[RECORDS TO PROCESS start]

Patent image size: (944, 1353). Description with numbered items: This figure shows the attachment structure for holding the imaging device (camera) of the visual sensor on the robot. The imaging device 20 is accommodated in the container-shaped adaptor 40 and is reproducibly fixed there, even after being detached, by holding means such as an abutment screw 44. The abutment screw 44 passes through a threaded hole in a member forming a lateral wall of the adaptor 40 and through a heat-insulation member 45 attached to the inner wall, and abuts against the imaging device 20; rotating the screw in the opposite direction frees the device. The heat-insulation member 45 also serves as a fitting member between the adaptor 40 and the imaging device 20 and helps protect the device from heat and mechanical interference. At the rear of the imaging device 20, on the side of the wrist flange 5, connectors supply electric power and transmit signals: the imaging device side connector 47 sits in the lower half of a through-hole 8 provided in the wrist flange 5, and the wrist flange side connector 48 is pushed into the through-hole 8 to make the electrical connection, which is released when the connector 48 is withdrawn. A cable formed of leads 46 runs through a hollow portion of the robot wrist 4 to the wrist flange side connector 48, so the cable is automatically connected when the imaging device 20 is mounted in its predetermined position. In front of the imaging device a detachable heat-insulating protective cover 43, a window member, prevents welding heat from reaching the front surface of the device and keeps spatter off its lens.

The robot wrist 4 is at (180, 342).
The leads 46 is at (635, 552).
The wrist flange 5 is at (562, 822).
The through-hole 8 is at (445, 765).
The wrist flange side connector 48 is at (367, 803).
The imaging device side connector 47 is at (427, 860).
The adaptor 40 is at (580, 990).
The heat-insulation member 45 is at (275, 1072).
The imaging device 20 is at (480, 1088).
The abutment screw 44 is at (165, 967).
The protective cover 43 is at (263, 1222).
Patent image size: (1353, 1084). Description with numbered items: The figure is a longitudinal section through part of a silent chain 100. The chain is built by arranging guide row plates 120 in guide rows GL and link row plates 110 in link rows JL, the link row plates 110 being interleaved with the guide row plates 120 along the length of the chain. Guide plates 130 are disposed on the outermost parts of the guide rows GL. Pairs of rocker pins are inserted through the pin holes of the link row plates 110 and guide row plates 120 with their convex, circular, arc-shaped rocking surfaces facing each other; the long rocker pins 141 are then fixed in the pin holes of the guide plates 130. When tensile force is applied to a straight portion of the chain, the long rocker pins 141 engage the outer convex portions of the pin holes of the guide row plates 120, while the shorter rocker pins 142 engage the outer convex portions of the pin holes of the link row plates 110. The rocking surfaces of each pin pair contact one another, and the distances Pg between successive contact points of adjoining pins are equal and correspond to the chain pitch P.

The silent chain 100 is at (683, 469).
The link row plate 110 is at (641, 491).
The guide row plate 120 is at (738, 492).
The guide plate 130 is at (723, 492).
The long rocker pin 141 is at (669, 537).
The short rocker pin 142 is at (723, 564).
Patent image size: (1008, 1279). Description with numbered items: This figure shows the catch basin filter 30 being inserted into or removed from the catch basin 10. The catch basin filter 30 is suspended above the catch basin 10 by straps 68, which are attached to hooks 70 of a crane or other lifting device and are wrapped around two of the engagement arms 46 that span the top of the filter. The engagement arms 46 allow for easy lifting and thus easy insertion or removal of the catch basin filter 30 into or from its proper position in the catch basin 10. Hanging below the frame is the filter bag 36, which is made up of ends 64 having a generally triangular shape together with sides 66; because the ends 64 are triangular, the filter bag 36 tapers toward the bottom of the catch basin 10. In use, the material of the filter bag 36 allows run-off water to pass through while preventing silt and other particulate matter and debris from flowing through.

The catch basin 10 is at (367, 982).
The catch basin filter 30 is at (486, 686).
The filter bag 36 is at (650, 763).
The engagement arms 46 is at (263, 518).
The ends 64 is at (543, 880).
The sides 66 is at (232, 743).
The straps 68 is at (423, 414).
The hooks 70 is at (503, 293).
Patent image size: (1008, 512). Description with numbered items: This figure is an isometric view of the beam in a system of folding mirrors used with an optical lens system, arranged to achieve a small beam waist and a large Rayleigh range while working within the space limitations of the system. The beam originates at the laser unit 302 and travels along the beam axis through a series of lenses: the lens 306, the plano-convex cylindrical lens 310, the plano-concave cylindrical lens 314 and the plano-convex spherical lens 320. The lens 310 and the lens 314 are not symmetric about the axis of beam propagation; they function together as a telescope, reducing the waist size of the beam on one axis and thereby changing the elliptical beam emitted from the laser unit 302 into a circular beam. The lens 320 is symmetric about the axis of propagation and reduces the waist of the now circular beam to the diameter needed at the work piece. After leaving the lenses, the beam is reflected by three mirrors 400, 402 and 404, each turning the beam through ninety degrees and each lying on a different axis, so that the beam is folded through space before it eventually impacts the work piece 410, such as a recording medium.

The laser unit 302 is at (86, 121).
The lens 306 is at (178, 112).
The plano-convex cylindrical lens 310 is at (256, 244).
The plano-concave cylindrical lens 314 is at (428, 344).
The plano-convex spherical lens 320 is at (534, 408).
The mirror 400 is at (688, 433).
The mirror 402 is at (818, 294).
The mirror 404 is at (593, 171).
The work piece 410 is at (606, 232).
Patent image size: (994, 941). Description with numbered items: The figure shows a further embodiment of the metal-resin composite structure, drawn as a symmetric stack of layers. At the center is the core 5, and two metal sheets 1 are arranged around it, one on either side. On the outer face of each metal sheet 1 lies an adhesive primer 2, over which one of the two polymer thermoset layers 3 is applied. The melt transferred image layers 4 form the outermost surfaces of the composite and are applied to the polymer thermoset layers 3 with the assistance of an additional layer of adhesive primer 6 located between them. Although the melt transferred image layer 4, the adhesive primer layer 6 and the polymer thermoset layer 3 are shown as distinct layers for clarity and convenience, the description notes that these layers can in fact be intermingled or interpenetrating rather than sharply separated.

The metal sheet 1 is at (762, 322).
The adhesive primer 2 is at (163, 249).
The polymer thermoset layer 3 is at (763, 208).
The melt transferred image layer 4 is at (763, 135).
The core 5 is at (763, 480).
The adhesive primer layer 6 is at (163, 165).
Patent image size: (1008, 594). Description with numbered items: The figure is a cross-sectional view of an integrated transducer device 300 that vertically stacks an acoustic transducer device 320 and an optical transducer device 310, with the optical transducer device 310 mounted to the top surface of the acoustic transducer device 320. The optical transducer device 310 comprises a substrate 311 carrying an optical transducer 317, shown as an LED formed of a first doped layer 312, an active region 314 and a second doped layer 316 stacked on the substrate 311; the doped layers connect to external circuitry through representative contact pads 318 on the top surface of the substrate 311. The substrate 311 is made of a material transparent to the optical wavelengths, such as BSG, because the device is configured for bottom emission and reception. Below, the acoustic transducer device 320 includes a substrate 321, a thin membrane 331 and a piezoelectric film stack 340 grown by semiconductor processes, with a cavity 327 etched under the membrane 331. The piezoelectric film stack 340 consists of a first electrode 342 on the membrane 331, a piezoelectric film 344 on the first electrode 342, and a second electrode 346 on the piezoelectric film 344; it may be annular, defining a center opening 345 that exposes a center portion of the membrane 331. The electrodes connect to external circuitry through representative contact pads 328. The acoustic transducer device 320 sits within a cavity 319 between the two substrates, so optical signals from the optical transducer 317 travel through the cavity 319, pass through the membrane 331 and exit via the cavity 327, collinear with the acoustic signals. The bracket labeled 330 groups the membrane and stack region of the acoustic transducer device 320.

[RECORDS TO PROCESS end]

[WHAT NEEDS TO BE DONE] Rewrite every one of the entries above with "Patent image size" changed to "Figure dimensions" and everything else left as it is.

[RESULT]
Figure dimensions: (944, 1353). Description with numbered items: This figure shows the attachment structure for holding the imaging device (camera) of the visual sensor on the robot. The imaging device 20 is accommodated in the container-shaped adaptor 40 and is reproducibly fixed there, even after being detached, by holding means such as an abutment screw 44. The abutment screw 44 passes through a threaded hole in a member forming a lateral wall of the adaptor 40 and through a heat-insulation member 45 attached to the inner wall, and abuts against the imaging device 20; rotating the screw in the opposite direction frees the device. The heat-insulation member 45 also serves as a fitting member between the adaptor 40 and the imaging device 20 and helps protect the device from heat and mechanical interference. At the rear of the imaging device 20, on the side of the wrist flange 5, connectors supply electric power and transmit signals: the imaging device side connector 47 sits in the lower half of a through-hole 8 provided in the wrist flange 5, and the wrist flange side connector 48 is pushed into the through-hole 8 to make the electrical connection, which is released when the connector 48 is withdrawn. A cable formed of leads 46 runs through a hollow portion of the robot wrist 4 to the wrist flange side connector 48, so the cable is automatically connected when the imaging device 20 is mounted in its predetermined position. In front of the imaging device a detachable heat-insulating protective cover 43, a window member, prevents welding heat from reaching the front surface of the device and keeps spatter off its lens.

The robot wrist 4 is at (180, 342).
The leads 46 is at (635, 552).
The wrist flange 5 is at (562, 822).
The through-hole 8 is at (445, 765).
The wrist flange side connector 48 is at (367, 803).
The imaging device side connector 47 is at (427, 860).
The adaptor 40 is at (580, 990).
The heat-insulation member 45 is at (275, 1072).
The imaging device 20 is at (480, 1088).
The abutment screw 44 is at (165, 967).
The protective cover 43 is at (263, 1222).
Figure dimensions: (1353, 1084). Description with numbered items: The figure is a longitudinal section through part of a silent chain 100. The chain is built by arranging guide row plates 120 in guide rows GL and link row plates 110 in link rows JL, the link row plates 110 being interleaved with the guide row plates 120 along the length of the chain. Guide plates 130 are disposed on the outermost parts of the guide rows GL. Pairs of rocker pins are inserted through the pin holes of the link row plates 110 and guide row plates 120 with their convex, circular, arc-shaped rocking surfaces facing each other; the long rocker pins 141 are then fixed in the pin holes of the guide plates 130. When tensile force is applied to a straight portion of the chain, the long rocker pins 141 engage the outer convex portions of the pin holes of the guide row plates 120, while the shorter rocker pins 142 engage the outer convex portions of the pin holes of the link row plates 110. The rocking surfaces of each pin pair contact one another, and the distances Pg between successive contact points of adjoining pins are equal and correspond to the chain pitch P.

The silent chain 100 is at (683, 469).
The link row plate 110 is at (641, 491).
The guide row plate 120 is at (738, 492).
The guide plate 130 is at (723, 492).
The long rocker pin 141 is at (669, 537).
The short rocker pin 142 is at (723, 564).
Figure dimensions: (1008, 1279). Description with numbered items: This figure shows the catch basin filter 30 being inserted into or removed from the catch basin 10. The catch basin filter 30 is suspended above the catch basin 10 by straps 68, which are attached to hooks 70 of a crane or other lifting device and are wrapped around two of the engagement arms 46 that span the top of the filter. The engagement arms 46 allow for easy lifting and thus easy insertion or removal of the catch basin filter 30 into or from its proper position in the catch basin 10. Hanging below the frame is the filter bag 36, which is made up of ends 64 having a generally triangular shape together with sides 66; because the ends 64 are triangular, the filter bag 36 tapers toward the bottom of the catch basin 10. In use, the material of the filter bag 36 allows run-off water to pass through while preventing silt and other particulate matter and debris from flowing through.

The catch basin 10 is at (367, 982).
The catch basin filter 30 is at (486, 686).
The filter bag 36 is at (650, 763).
The engagement arms 46 is at (263, 518).
The ends 64 is at (543, 880).
The sides 66 is at (232, 743).
The straps 68 is at (423, 414).
The hooks 70 is at (503, 293).
Figure dimensions: (1008, 512). Description with numbered items: This figure is an isometric view of the beam in a system of folding mirrors used with an optical lens system, arranged to achieve a small beam waist and a large Rayleigh range while working within the space limitations of the system. The beam originates at the laser unit 302 and travels along the beam axis through a series of lenses: the lens 306, the plano-convex cylindrical lens 310, the plano-concave cylindrical lens 314 and the plano-convex spherical lens 320. The lens 310 and the lens 314 are not symmetric about the axis of beam propagation; they function together as a telescope, reducing the waist size of the beam on one axis and thereby changing the elliptical beam emitted from the laser unit 302 into a circular beam. The lens 320 is symmetric about the axis of propagation and reduces the waist of the now circular beam to the diameter needed at the work piece. After leaving the lenses, the beam is reflected by three mirrors 400, 402 and 404, each turning the beam through ninety degrees and each lying on a different axis, so that the beam is folded through space before it eventually impacts the work piece 410, such as a recording medium.

The laser unit 302 is at (86, 121).
The lens 306 is at (178, 112).
The plano-convex cylindrical lens 310 is at (256, 244).
The plano-concave cylindrical lens 314 is at (428, 344).
The plano-convex spherical lens 320 is at (534, 408).
The mirror 400 is at (688, 433).
The mirror 402 is at (818, 294).
The mirror 404 is at (593, 171).
The work piece 410 is at (606, 232).
Figure dimensions: (994, 941). Description with numbered items: The figure shows a further embodiment of the metal-resin composite structure, drawn as a symmetric stack of layers. At the center is the core 5, and two metal sheets 1 are arranged around it, one on either side. On the outer face of each metal sheet 1 lies an adhesive primer 2, over which one of the two polymer thermoset layers 3 is applied. The melt transferred image layers 4 form the outermost surfaces of the composite and are applied to the polymer thermoset layers 3 with the assistance of an additional layer of adhesive primer 6 located between them. Although the melt transferred image layer 4, the adhesive primer layer 6 and the polymer thermoset layer 3 are shown as distinct layers for clarity and convenience, the description notes that these layers can in fact be intermingled or interpenetrating rather than sharply separated.

The metal sheet 1 is at (762, 322).
The adhesive primer 2 is at (163, 249).
The polymer thermoset layer 3 is at (763, 208).
The melt transferred image layer 4 is at (763, 135).
The core 5 is at (763, 480).
The adhesive primer layer 6 is at (163, 165).
Figure dimensions: (1008, 594). Description with numbered items: The figure is a cross-sectional view of an integrated transducer device 300 that vertically stacks an acoustic transducer device 320 and an optical transducer device 310, with the optical transducer device 310 mounted to the top surface of the acoustic transducer device 320. The optical transducer device 310 comprises a substrate 311 carrying an optical transducer 317, shown as an LED formed of a first doped layer 312, an active region 314 and a second doped layer 316 stacked on the substrate 311; the doped layers connect to external circuitry through representative contact pads 318 on the top surface of the substrate 311. The substrate 311 is made of a material transparent to the optical wavelengths, such as BSG, because the device is configured for bottom emission and reception. Below, the acoustic transducer device 320 includes a substrate 321, a thin membrane 331 and a piezoelectric film stack 340 grown by semiconductor processes, with a cavity 327 etched under the membrane 331. The piezoelectric film stack 340 consists of a first electrode 342 on the membrane 331, a piezoelectric film 344 on the first electrode 342, and a second electrode 346 on the piezoelectric film 344; it may be annular, defining a center opening 345 that exposes a center portion of the membrane 331. The electrodes connect to external circuitry through representative contact pads 328. The acoustic transducer device 320 sits within a cavity 319 between the two substrates, so optical signals from the optical transducer 317 travel through the cavity 319, pass through the membrane 331 and exit via the cavity 327, collinear with the acoustic signals. The bracket labeled 330 groups the membrane and stack region of the acoustic transducer device 320.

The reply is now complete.